◆ PROBLEM TO SOLVE ◆
Gather up the lines that contain "Weshalb".

-- begin RECORDS FOR THE TASK --

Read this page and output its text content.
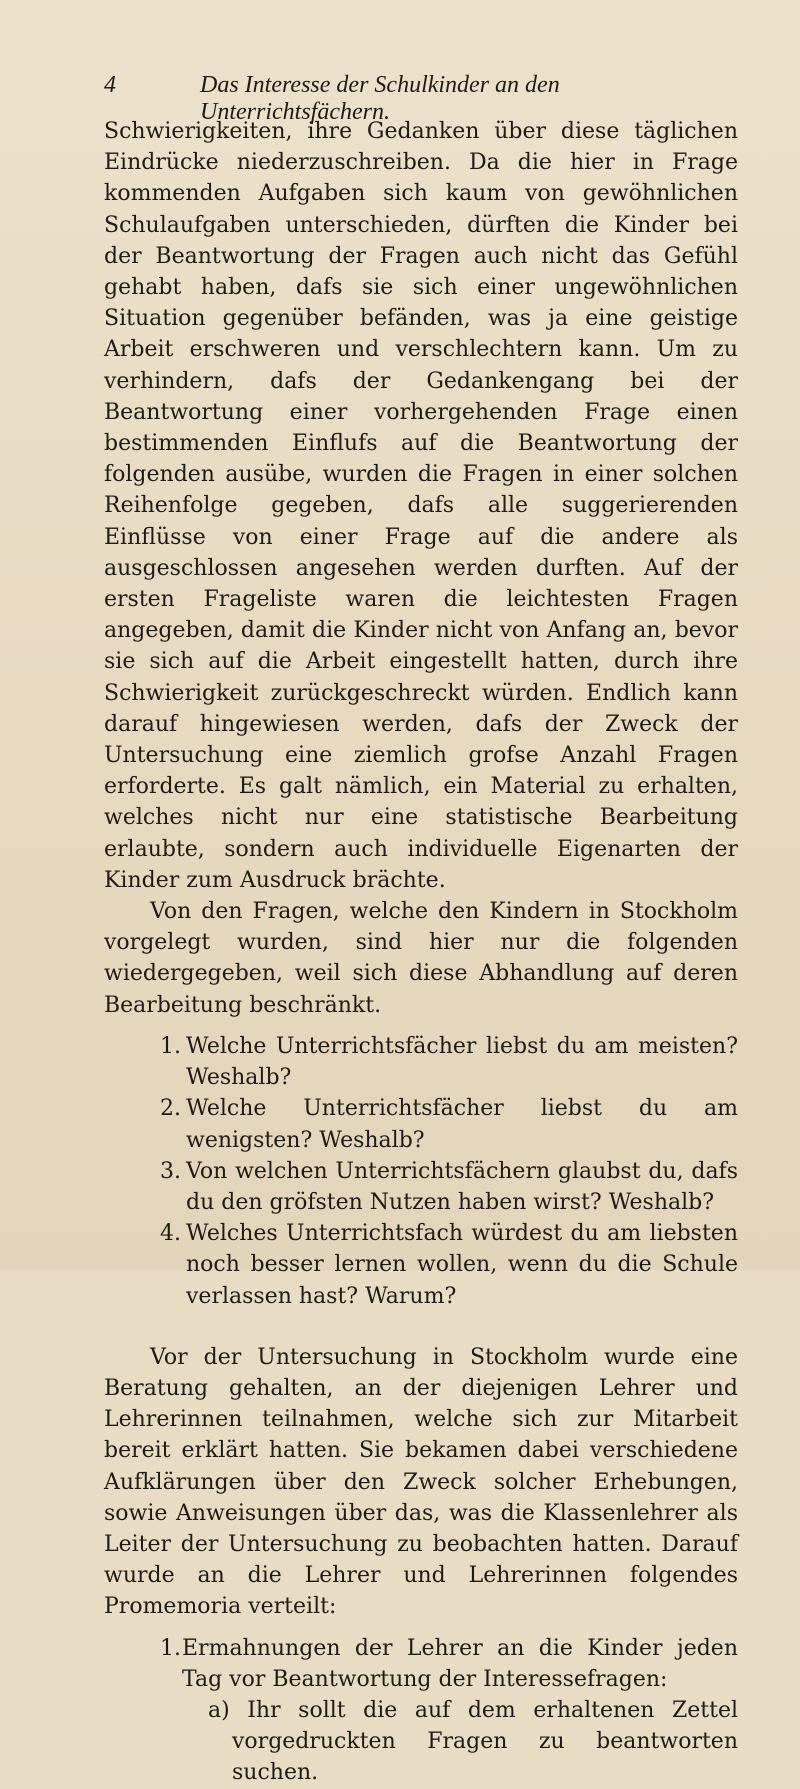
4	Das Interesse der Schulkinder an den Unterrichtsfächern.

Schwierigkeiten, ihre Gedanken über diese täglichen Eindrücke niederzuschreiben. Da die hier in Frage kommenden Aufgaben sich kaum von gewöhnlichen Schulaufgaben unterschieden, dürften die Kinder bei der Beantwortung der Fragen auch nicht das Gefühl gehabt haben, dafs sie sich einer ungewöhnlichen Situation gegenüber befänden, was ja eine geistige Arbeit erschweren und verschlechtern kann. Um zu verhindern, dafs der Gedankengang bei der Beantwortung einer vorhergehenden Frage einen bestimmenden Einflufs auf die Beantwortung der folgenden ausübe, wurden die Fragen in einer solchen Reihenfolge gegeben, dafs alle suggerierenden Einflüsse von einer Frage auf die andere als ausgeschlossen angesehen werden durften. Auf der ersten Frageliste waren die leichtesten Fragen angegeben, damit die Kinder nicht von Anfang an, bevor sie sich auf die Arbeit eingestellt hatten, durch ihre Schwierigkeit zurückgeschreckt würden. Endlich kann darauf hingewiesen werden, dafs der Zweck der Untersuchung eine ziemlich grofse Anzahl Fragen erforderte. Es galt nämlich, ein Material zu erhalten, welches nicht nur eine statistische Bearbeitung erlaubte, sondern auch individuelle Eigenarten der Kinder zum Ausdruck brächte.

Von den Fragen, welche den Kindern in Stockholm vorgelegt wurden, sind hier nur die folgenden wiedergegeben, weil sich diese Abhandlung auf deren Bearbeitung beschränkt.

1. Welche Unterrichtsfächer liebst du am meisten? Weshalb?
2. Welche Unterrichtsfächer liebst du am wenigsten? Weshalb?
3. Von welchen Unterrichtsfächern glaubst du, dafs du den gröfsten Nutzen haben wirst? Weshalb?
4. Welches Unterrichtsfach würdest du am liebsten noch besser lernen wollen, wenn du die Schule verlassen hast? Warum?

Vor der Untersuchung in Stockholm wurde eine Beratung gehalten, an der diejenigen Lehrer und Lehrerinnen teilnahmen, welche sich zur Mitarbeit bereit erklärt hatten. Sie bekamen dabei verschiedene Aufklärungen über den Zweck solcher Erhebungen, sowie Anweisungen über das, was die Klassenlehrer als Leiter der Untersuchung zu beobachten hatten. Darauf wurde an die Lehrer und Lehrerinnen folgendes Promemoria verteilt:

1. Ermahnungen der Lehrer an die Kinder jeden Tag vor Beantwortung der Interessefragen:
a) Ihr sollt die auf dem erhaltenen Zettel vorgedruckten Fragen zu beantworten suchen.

-- end RECORDS FOR THE TASK --
-- begin RECORDS FOR THE TASK --

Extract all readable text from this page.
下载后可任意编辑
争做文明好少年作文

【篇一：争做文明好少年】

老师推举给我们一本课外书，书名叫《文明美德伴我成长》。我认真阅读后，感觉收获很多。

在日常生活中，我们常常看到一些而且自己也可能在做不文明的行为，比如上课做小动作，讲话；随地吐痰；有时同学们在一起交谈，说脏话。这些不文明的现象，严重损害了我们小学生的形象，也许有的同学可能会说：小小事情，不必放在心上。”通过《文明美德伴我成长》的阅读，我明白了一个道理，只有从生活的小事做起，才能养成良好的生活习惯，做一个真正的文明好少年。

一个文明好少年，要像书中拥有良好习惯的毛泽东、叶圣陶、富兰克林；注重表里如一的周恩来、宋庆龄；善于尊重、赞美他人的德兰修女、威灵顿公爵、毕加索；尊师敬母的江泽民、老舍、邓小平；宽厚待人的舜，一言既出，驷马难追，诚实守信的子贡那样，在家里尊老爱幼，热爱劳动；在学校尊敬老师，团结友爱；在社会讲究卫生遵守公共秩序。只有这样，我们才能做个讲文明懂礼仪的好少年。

-- end RECORDS FOR THE TASK --
-- begin RECORDS FOR THE TASK --

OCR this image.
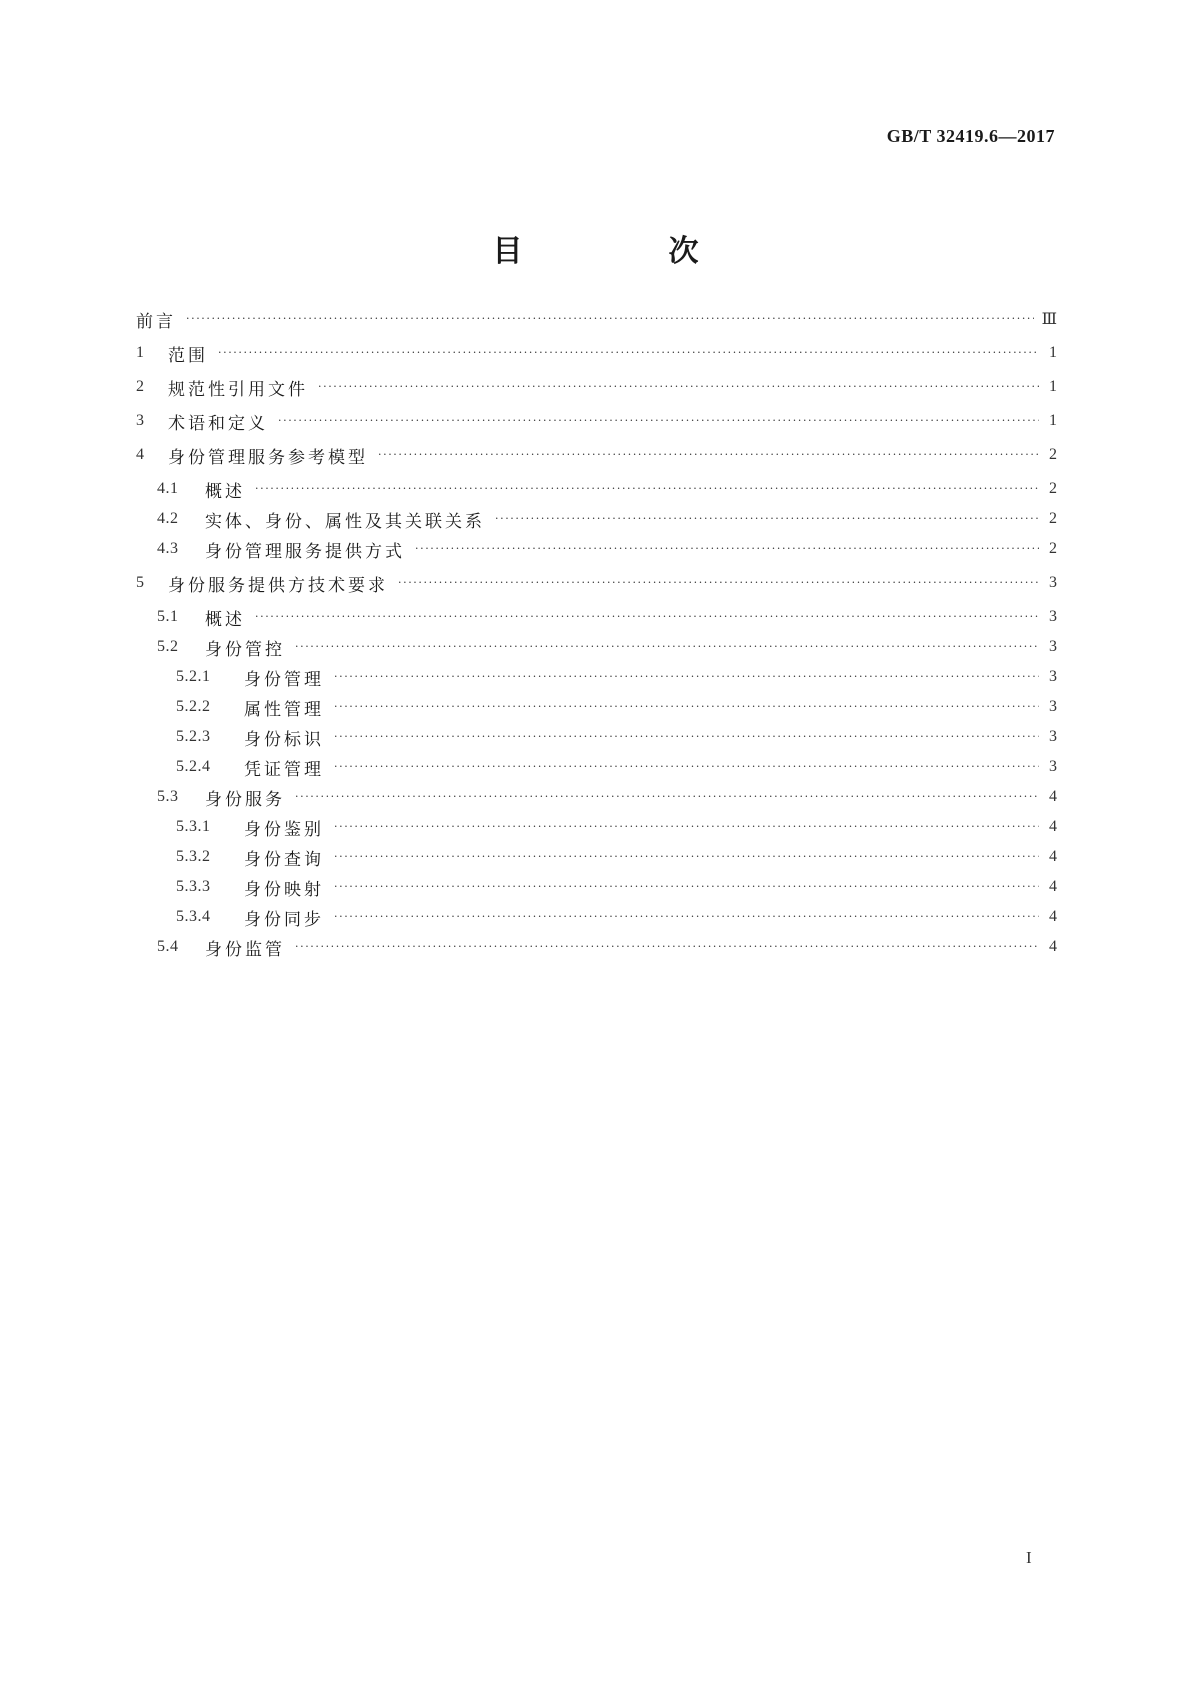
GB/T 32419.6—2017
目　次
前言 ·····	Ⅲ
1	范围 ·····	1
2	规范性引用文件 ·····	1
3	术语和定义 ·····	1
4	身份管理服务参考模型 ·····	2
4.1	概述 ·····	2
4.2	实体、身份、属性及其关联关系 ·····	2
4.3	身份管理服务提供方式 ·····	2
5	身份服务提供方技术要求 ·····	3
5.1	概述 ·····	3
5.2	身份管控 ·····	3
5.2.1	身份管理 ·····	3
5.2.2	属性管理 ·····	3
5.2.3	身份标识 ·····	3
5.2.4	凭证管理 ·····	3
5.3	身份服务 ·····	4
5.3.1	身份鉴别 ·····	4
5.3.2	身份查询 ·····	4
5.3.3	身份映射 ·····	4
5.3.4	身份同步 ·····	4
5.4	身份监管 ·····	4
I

-- end RECORDS FOR THE TASK --

◆ RESPONSE FOR THIS EXERCISE ◆
1. Welche Unterrichtsfächer liebst du am meisten? Weshalb?
2. Welche Unterrichtsfächer liebst du am wenigsten? Weshalb?
3. Von welchen Unterrichtsfächern glaubst du, dafs du den gröfsten Nutzen haben wirst? Weshalb?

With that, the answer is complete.